**REQUIREMENT**
Convert the records between the lines holding "menu-item[interactable]: 视图(V) (193, 23, 245, 40)" and "floorplan-outline (267, 272, 407, 500)", inclusive, into a JSON list of strings with one string per line, omitting any blank lines.

Layout dataset entries
═══

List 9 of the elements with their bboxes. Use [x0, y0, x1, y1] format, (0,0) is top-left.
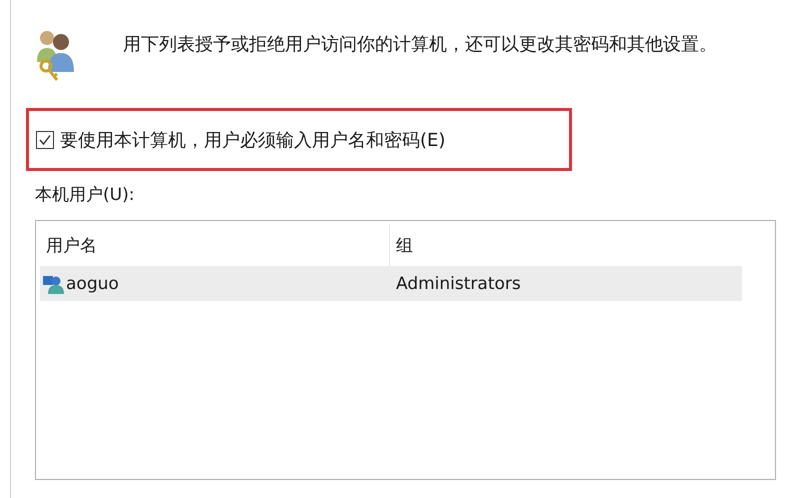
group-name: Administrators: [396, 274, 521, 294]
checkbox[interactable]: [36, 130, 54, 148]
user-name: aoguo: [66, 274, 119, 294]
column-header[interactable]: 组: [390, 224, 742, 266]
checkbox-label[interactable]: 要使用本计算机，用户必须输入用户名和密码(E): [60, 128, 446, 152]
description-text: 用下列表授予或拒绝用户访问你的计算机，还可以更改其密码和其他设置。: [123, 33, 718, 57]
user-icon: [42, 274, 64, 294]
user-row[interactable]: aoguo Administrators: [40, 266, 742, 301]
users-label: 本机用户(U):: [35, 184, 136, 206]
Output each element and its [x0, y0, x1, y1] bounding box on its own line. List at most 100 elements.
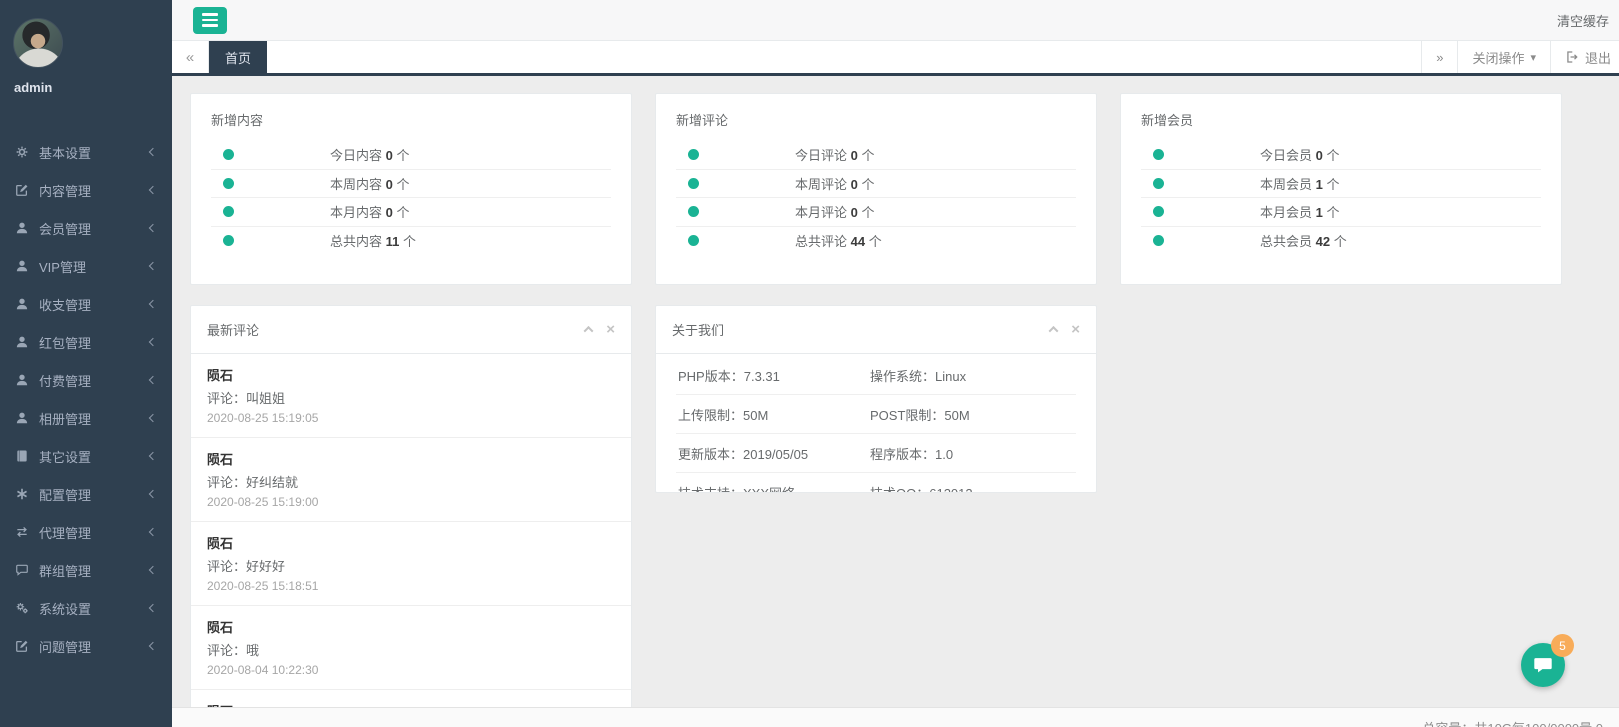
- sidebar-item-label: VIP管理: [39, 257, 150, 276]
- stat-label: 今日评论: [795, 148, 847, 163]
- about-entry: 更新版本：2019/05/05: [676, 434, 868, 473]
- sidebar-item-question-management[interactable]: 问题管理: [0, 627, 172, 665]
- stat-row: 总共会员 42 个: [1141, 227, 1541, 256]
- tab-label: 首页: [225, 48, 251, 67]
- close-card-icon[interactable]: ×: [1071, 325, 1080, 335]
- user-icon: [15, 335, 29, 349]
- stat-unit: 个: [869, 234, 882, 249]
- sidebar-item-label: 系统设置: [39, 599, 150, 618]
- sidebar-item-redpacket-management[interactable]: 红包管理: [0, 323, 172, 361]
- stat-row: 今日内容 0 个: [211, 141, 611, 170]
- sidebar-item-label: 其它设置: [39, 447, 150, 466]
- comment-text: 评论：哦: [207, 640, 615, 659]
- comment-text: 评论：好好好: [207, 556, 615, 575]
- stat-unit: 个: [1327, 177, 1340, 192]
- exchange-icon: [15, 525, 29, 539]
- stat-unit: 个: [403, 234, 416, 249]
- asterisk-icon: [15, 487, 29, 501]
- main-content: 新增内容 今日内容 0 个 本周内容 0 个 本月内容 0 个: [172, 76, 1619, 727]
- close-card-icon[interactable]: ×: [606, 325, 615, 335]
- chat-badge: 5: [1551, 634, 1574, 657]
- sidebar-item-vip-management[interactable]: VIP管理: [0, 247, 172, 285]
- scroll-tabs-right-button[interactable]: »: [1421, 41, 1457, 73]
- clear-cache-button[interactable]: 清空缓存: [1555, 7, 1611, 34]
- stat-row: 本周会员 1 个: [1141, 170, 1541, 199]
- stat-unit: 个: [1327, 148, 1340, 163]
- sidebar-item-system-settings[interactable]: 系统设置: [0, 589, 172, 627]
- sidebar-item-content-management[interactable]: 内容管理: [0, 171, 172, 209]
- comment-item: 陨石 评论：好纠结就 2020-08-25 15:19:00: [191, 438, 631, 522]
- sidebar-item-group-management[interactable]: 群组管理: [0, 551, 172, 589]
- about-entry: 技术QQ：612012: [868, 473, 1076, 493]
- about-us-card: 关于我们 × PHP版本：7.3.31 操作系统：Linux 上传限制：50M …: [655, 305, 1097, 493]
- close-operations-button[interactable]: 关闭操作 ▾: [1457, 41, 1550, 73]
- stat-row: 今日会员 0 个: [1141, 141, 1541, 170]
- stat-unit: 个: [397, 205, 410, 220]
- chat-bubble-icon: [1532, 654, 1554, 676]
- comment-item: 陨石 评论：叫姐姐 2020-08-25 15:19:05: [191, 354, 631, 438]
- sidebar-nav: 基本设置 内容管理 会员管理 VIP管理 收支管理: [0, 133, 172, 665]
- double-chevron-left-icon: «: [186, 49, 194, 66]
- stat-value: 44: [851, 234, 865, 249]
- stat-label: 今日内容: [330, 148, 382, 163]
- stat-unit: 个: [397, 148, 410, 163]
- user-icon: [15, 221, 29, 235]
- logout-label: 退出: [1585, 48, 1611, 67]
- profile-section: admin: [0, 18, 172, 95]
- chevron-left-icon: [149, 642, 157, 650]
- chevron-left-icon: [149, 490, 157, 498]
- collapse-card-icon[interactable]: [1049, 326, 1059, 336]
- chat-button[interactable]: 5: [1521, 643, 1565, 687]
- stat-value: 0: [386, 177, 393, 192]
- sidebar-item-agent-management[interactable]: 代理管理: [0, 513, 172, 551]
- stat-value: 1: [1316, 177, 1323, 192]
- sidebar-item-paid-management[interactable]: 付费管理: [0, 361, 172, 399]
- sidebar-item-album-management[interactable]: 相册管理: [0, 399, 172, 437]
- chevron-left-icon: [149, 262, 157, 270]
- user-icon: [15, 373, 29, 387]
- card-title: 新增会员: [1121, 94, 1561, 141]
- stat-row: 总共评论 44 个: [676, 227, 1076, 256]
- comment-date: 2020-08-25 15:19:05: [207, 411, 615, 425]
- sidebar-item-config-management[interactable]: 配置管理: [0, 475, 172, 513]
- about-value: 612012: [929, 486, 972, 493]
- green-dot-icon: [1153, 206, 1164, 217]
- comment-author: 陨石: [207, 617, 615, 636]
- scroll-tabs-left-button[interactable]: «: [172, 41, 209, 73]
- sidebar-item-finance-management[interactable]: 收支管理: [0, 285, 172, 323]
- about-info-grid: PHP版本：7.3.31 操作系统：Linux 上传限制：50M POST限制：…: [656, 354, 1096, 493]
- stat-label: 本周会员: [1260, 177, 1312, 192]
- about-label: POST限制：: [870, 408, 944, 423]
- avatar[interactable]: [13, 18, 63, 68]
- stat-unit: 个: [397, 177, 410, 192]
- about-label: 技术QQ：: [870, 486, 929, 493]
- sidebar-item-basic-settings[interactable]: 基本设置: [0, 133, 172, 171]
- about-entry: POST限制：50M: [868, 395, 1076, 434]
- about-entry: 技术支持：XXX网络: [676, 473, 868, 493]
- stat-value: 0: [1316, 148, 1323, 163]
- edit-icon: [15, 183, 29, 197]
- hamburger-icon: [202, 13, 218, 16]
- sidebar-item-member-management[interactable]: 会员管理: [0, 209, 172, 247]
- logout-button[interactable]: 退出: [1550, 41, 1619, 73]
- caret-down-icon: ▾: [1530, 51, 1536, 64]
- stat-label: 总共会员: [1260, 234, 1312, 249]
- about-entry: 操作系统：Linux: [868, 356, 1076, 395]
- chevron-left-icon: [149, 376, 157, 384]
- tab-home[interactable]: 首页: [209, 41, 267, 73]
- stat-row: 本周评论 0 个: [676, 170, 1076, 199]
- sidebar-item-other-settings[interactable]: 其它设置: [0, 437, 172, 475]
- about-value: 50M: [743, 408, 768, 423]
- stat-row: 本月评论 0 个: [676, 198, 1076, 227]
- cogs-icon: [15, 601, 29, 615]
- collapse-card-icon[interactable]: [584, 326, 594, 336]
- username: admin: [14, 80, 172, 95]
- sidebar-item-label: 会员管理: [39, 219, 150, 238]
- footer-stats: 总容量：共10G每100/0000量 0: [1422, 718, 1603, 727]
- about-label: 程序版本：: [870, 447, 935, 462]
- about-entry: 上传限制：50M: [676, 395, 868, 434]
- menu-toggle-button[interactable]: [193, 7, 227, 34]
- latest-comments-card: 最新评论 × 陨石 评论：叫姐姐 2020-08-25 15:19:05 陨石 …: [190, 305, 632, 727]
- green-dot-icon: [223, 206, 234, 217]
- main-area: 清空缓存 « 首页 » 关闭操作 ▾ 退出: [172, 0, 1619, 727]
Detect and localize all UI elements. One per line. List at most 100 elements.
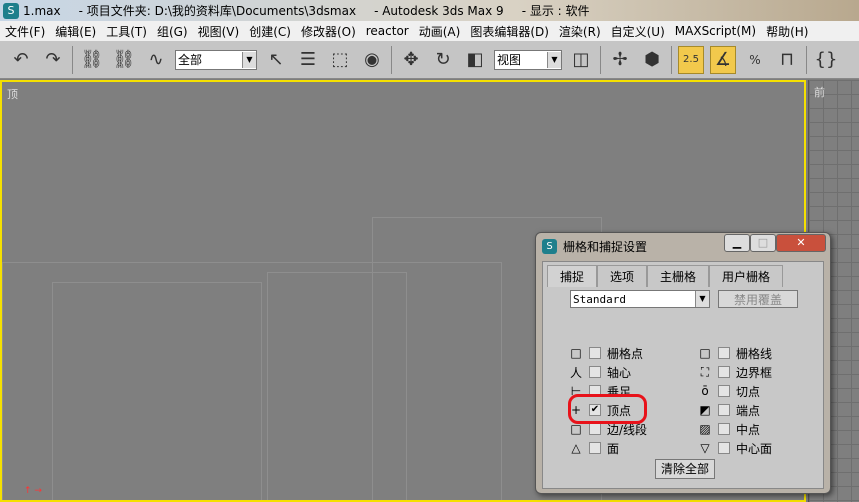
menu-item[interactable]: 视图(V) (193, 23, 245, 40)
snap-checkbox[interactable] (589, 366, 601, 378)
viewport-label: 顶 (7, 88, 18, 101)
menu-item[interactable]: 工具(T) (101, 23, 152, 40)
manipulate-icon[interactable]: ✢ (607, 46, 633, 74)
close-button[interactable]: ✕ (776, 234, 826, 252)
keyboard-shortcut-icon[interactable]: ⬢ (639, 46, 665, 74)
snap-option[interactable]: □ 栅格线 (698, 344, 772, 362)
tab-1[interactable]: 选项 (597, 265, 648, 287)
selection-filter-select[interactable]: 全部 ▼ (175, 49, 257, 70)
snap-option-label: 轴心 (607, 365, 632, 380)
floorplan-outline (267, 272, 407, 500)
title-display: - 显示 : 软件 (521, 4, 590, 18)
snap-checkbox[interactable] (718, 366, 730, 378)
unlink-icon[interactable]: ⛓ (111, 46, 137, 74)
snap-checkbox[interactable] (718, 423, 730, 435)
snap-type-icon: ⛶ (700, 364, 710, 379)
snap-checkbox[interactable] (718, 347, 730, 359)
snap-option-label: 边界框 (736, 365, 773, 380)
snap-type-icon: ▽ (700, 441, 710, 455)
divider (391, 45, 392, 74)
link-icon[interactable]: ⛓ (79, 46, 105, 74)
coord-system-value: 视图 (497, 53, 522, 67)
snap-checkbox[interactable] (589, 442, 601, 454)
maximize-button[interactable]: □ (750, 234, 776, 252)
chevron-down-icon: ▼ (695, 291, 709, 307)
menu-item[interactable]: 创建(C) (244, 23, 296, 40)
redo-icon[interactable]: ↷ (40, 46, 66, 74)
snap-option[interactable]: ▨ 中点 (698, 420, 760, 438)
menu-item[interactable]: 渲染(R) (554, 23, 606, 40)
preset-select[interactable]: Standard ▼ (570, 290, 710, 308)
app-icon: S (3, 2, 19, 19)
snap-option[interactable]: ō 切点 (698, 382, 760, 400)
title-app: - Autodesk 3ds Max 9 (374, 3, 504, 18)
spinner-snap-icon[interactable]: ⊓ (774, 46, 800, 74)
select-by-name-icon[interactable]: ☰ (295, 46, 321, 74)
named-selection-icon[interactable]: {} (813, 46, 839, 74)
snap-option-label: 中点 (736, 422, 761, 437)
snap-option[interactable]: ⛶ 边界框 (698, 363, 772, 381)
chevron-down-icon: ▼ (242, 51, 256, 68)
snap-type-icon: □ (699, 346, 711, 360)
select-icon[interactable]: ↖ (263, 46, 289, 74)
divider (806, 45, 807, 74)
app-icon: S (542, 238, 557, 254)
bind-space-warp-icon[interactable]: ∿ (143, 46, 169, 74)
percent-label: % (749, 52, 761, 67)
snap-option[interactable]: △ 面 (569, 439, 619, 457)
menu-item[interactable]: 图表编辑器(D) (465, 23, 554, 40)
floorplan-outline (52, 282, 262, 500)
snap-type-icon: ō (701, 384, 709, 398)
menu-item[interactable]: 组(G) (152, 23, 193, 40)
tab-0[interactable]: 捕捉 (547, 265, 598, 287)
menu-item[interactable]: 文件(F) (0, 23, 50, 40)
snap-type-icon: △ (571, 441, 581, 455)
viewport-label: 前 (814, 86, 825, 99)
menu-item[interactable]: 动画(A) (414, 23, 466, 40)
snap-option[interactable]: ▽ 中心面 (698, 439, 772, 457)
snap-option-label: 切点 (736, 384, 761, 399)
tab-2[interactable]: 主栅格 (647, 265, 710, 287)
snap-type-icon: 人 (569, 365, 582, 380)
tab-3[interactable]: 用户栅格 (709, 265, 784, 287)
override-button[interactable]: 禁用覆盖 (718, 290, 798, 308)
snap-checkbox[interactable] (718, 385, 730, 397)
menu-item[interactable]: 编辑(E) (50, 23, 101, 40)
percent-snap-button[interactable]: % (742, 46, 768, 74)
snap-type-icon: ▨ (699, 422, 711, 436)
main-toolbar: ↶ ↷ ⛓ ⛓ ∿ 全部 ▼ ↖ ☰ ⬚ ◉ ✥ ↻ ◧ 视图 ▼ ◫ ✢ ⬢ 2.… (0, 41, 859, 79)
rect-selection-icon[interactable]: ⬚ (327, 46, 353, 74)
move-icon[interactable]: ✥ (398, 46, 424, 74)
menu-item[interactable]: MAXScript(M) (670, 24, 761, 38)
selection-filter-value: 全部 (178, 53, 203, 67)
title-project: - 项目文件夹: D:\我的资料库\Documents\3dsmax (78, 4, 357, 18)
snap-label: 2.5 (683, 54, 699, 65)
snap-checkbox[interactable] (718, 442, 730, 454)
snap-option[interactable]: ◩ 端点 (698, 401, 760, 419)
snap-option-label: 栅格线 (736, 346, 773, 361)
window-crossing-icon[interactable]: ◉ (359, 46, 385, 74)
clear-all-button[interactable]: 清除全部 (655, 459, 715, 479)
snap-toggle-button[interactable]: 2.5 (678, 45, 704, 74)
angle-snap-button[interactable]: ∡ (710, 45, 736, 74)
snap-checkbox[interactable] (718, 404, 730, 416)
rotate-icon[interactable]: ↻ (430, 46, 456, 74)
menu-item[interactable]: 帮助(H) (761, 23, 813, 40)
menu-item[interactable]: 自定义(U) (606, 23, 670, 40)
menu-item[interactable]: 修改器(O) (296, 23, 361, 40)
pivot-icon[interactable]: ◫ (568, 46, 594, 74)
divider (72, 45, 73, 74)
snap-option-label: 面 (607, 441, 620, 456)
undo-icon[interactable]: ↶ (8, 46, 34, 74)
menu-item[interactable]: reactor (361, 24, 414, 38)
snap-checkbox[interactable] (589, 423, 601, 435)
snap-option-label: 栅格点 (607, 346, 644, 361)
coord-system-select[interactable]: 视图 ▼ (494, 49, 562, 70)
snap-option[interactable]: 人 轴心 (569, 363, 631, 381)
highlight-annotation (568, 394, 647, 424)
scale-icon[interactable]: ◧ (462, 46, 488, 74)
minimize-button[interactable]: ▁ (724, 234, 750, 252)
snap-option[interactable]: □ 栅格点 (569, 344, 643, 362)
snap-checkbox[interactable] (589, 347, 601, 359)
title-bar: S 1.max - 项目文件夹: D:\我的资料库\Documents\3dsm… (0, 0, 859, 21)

═══

**THE RESPONSE**
[
  "menu-item[interactable]: 视图(V) (193, 23, 245, 40)",
  "snap-checkbox[interactable] (589, 366, 601, 378)",
  "viewport-label: 顶 (7, 88, 18, 101)",
  "menu-item[interactable]: 工具(T) (101, 23, 152, 40)",
  "manipulate-icon[interactable]: ✢ (607, 46, 633, 74)",
  "close-button[interactable]: ✕ (776, 234, 826, 252)",
  "keyboard-shortcut-icon[interactable]: ⬢ (639, 46, 665, 74)",
  "snap-option[interactable]: □ 栅格线 (698, 344, 772, 362)",
  "tab-1[interactable]: 选项 (597, 265, 648, 287)",
  "selection-filter-select[interactable]: 全部 ▼ (175, 49, 257, 70)",
  "snap-option-label: 轴心 (607, 365, 632, 380)",
  "floorplan-outline (267, 272, 407, 500)"
]